▸ STORED RECORDS:
════════════════════

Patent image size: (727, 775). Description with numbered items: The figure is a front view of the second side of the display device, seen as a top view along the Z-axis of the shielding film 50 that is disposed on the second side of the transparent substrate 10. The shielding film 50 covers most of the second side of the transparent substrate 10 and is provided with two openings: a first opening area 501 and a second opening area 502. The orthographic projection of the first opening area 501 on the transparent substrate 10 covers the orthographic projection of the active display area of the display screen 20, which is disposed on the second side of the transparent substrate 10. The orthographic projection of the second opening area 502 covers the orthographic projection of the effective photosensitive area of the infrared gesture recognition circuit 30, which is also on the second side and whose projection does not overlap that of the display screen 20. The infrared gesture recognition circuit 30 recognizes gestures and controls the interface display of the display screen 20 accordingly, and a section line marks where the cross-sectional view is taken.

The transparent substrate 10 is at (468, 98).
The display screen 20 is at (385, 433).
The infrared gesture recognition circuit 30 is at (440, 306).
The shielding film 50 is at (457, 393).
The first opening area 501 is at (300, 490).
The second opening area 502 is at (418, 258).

════════════════════

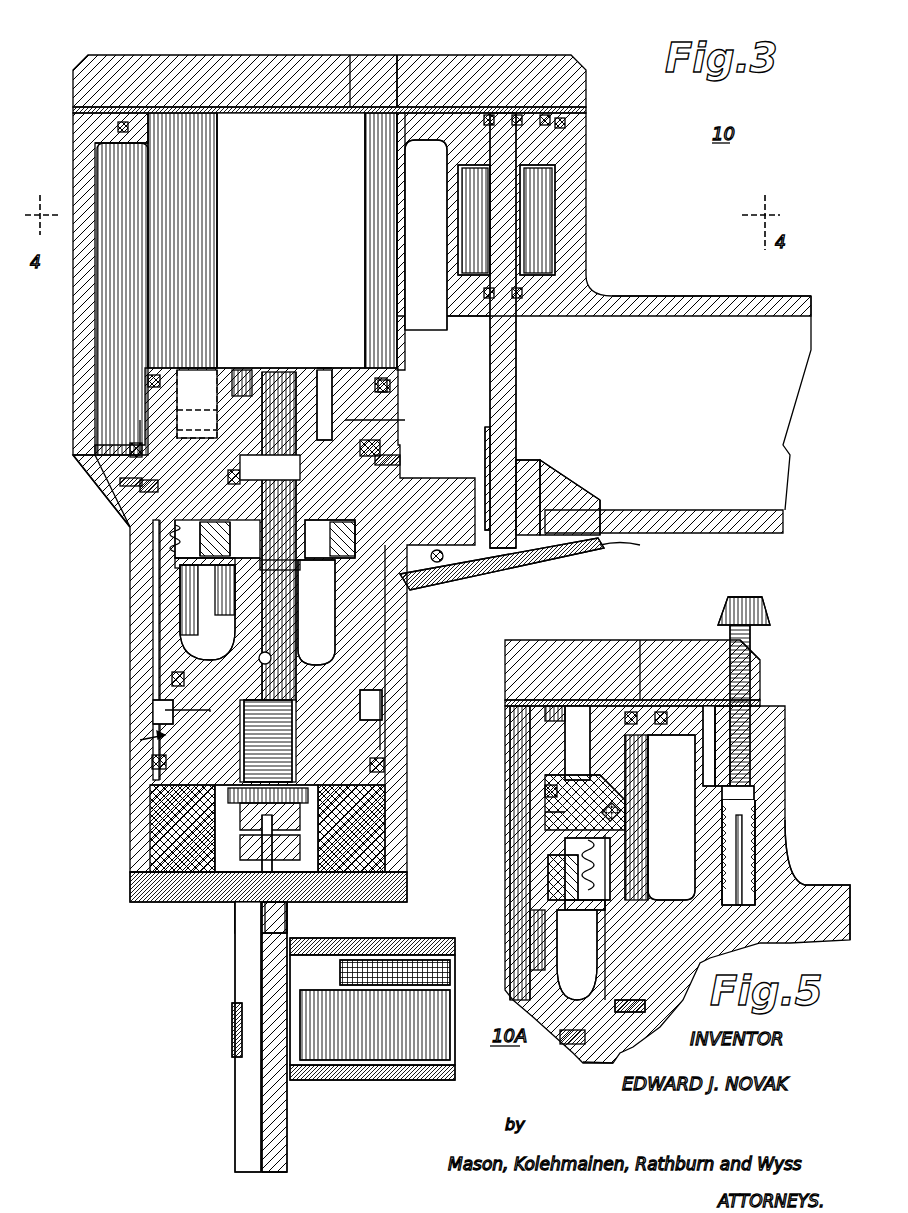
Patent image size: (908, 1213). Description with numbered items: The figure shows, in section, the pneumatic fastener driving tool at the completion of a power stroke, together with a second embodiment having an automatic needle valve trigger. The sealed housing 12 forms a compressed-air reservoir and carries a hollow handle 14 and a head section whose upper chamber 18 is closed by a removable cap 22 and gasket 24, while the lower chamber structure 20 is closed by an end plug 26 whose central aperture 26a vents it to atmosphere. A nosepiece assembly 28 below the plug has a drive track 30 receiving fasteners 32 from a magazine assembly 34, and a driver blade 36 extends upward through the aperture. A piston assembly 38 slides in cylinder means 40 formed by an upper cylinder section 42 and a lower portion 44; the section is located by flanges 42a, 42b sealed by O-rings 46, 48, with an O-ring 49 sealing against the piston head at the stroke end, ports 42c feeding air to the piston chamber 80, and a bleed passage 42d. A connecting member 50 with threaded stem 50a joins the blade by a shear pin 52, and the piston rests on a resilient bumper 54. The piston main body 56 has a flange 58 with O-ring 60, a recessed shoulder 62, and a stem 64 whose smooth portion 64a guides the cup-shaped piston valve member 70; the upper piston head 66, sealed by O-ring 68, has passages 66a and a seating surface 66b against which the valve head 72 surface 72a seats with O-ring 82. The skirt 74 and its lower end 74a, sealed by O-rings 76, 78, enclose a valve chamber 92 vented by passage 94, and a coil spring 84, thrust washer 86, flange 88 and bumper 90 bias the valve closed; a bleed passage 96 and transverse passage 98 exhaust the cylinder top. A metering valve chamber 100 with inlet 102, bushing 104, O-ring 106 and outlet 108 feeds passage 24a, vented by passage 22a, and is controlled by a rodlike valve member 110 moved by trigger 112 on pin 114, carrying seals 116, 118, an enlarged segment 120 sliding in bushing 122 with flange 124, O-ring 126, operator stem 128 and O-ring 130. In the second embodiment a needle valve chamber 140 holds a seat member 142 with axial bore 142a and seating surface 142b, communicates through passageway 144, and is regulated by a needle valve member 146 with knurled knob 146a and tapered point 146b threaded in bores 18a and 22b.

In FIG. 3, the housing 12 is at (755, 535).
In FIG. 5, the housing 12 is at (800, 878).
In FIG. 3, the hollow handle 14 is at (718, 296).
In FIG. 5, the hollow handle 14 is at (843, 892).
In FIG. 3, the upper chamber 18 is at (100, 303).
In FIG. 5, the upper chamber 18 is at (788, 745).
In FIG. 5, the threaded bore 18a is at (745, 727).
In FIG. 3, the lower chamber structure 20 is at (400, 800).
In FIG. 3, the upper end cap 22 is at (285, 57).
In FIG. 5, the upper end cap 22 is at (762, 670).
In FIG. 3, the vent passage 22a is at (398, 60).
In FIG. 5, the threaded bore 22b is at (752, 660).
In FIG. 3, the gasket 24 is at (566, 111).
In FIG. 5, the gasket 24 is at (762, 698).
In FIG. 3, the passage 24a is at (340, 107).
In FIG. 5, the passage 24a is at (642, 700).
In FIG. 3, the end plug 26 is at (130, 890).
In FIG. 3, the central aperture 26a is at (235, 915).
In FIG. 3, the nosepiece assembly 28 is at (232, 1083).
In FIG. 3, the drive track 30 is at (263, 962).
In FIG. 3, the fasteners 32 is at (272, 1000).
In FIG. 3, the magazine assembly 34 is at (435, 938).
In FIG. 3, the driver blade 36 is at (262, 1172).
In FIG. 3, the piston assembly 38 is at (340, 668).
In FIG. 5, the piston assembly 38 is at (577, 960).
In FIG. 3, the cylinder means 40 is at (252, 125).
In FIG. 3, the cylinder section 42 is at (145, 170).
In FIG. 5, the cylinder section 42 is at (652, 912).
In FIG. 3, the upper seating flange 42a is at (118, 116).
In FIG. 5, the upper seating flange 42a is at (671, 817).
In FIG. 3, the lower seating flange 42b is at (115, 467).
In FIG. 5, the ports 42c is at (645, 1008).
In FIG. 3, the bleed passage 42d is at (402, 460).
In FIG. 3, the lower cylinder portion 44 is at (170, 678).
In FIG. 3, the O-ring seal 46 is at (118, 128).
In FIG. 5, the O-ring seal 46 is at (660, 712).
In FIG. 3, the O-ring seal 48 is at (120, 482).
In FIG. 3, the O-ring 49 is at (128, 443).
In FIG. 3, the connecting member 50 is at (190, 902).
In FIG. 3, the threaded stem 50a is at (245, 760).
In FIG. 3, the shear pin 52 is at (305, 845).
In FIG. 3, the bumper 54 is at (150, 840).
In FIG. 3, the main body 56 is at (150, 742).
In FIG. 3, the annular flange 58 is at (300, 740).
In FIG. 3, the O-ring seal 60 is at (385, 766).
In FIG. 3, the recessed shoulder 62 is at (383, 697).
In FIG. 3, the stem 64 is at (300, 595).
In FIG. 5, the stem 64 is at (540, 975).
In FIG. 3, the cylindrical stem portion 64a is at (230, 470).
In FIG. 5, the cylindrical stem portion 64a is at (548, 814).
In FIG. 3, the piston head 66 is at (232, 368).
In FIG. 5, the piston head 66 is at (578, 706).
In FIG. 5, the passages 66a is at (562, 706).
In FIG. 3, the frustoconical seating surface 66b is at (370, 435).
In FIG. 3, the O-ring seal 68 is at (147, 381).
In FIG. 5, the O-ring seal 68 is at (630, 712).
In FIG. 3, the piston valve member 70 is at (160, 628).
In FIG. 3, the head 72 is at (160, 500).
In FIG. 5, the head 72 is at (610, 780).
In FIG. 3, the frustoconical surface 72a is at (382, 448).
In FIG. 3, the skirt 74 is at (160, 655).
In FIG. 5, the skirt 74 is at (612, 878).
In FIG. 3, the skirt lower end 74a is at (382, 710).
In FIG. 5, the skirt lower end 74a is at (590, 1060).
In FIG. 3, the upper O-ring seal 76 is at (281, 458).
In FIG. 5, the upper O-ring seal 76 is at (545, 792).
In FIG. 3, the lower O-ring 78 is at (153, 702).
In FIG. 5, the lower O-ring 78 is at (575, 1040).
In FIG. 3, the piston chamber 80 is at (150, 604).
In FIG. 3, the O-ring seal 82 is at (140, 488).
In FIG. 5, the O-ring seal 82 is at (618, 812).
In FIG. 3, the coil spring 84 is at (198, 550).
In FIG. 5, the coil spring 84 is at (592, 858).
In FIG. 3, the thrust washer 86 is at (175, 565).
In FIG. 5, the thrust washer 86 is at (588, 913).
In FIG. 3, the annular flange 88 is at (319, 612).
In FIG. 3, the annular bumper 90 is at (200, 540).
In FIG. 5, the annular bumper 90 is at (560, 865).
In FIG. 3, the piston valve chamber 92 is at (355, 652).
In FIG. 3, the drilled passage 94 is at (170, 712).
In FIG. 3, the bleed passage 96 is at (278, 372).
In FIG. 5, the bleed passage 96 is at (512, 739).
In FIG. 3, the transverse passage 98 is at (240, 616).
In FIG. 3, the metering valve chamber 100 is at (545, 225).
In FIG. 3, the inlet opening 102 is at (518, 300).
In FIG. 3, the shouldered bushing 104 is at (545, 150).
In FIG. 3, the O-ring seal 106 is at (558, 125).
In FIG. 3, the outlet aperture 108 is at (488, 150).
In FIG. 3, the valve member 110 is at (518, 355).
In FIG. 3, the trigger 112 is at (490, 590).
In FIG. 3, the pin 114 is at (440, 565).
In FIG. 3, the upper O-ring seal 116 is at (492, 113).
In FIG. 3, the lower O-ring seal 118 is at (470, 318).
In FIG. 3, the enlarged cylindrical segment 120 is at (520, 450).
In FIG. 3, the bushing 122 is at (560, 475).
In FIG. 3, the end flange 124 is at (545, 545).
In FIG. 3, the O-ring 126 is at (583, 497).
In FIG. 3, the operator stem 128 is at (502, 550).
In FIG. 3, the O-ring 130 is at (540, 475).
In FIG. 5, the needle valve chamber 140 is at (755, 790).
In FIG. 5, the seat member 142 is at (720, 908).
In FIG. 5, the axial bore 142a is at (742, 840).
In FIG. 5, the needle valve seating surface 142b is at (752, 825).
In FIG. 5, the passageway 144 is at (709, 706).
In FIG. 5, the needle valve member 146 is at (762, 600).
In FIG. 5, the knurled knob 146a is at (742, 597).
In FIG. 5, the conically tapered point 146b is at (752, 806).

════════════════════

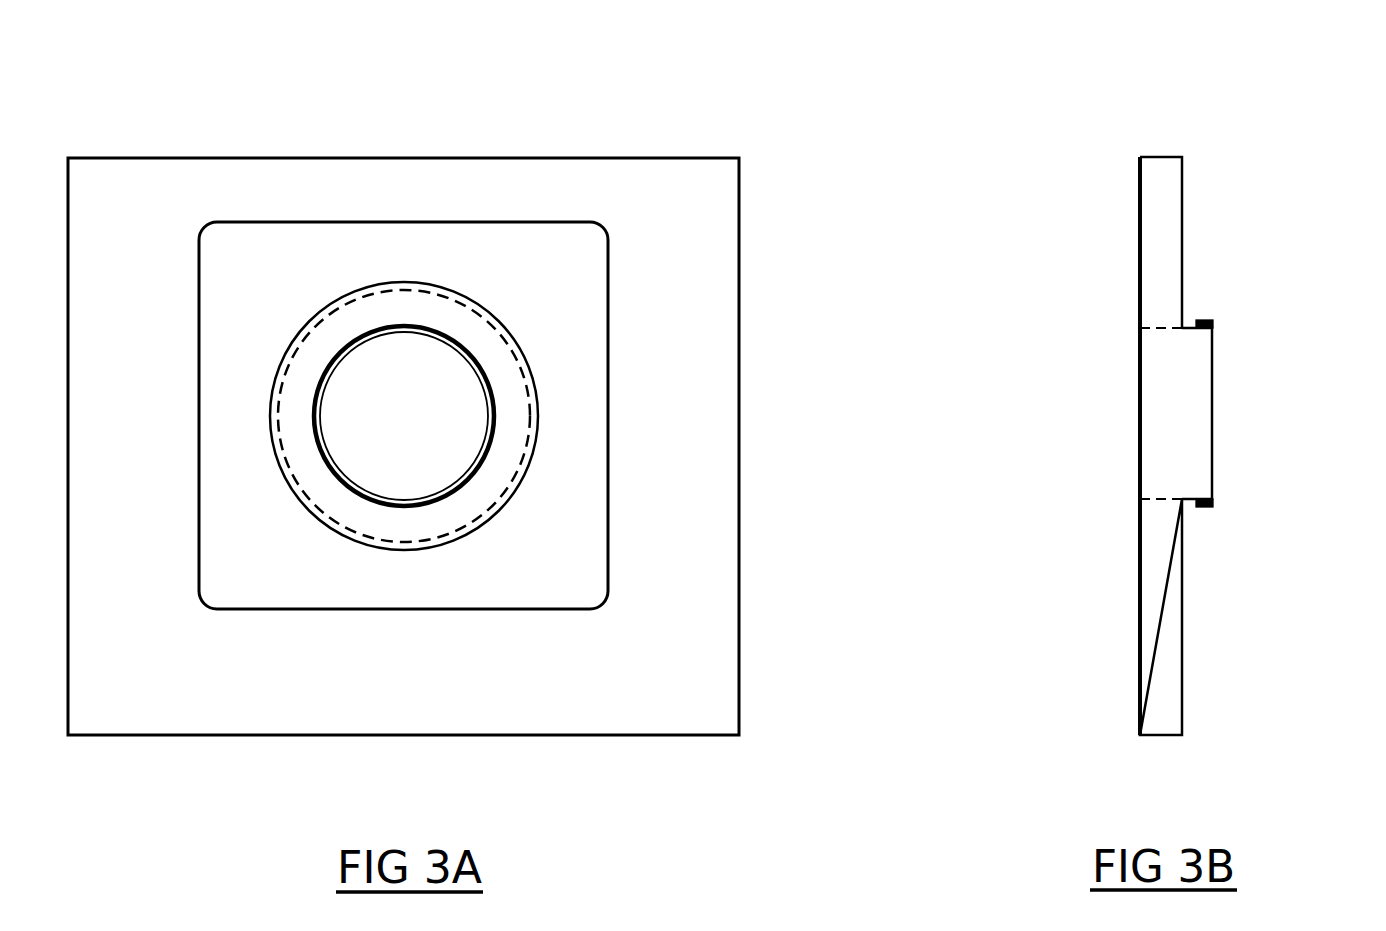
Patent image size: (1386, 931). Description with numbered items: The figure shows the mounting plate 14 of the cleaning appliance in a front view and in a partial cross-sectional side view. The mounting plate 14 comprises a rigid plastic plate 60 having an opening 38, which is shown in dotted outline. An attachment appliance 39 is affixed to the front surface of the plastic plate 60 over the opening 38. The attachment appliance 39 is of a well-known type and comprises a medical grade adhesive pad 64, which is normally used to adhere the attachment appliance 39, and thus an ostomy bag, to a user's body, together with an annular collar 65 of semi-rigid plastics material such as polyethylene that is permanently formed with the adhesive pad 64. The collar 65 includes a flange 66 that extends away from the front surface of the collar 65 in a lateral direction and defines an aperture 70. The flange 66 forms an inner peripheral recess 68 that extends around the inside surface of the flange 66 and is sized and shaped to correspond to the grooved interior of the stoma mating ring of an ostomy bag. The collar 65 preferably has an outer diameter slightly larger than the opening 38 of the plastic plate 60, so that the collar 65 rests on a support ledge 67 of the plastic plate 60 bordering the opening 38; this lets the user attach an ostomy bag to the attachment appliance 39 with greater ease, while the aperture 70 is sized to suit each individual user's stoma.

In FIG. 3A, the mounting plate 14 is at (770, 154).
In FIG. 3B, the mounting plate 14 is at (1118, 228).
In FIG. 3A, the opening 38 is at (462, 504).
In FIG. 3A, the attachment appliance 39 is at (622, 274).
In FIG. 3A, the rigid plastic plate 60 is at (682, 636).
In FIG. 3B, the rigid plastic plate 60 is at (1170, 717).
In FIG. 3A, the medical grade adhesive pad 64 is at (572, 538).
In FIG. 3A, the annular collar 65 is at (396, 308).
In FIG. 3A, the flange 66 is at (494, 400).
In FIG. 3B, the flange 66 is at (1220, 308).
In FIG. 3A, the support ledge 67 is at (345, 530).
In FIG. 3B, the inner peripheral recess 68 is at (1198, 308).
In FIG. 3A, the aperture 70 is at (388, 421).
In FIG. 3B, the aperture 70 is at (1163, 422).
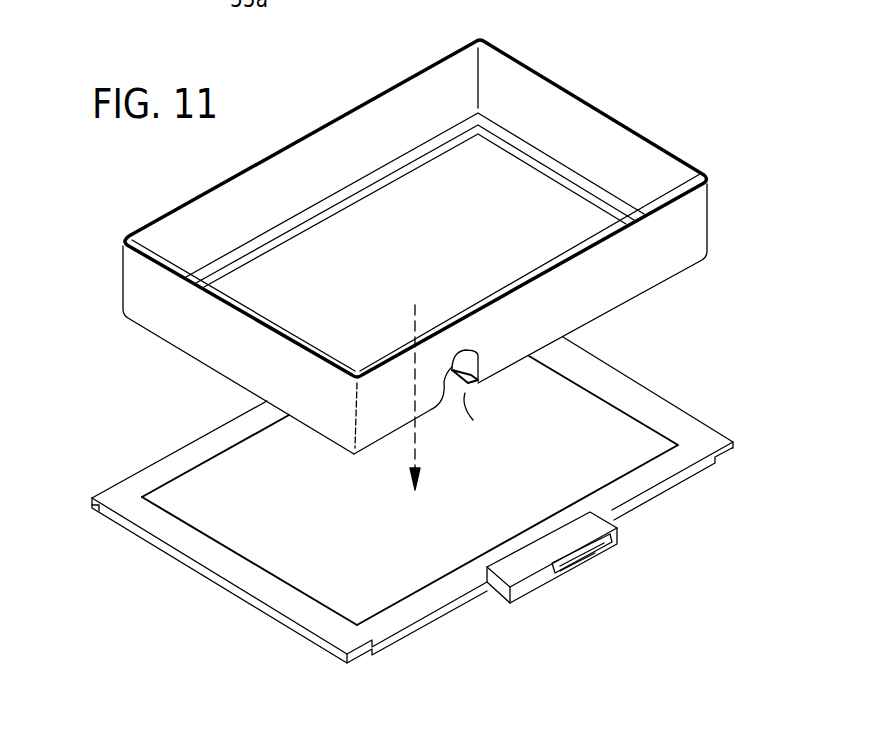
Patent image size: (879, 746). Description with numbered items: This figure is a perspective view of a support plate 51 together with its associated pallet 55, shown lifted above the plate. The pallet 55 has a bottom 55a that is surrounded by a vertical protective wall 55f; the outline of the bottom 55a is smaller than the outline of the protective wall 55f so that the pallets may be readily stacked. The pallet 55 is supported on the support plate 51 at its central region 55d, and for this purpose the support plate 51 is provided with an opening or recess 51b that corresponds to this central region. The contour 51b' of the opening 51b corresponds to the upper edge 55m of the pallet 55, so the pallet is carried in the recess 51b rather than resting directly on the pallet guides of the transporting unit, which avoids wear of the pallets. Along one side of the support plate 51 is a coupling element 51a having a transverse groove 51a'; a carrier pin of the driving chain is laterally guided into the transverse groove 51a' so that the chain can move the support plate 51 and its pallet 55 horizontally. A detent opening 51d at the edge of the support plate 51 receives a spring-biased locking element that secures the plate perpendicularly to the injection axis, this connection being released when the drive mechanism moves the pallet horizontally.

════════════════════

Copy the rows verbatim, from the row containing "Patent image size: (727, 775)." through the row containing "The second opening area 502 is at (418, 258).", both included.

▸ IN RESPONSE:
Patent image size: (727, 775). Description with numbered items: The figure is a front view of the second side of the display device, seen as a top view along the Z-axis of the shielding film 50 that is disposed on the second side of the transparent substrate 10. The shielding film 50 covers most of the second side of the transparent substrate 10 and is provided with two openings: a first opening area 501 and a second opening area 502. The orthographic projection of the first opening area 501 on the transparent substrate 10 covers the orthographic projection of the active display area of the display screen 20, which is disposed on the second side of the transparent substrate 10. The orthographic projection of the second opening area 502 covers the orthographic projection of the effective photosensitive area of the infrared gesture recognition circuit 30, which is also on the second side and whose projection does not overlap that of the display screen 20. The infrared gesture recognition circuit 30 recognizes gestures and controls the interface display of the display screen 20 accordingly, and a section line marks where the cross-sectional view is taken.

The transparent substrate 10 is at (468, 98).
The display screen 20 is at (385, 433).
The infrared gesture recognition circuit 30 is at (440, 306).
The shielding film 50 is at (457, 393).
The first opening area 501 is at (300, 490).
The second opening area 502 is at (418, 258).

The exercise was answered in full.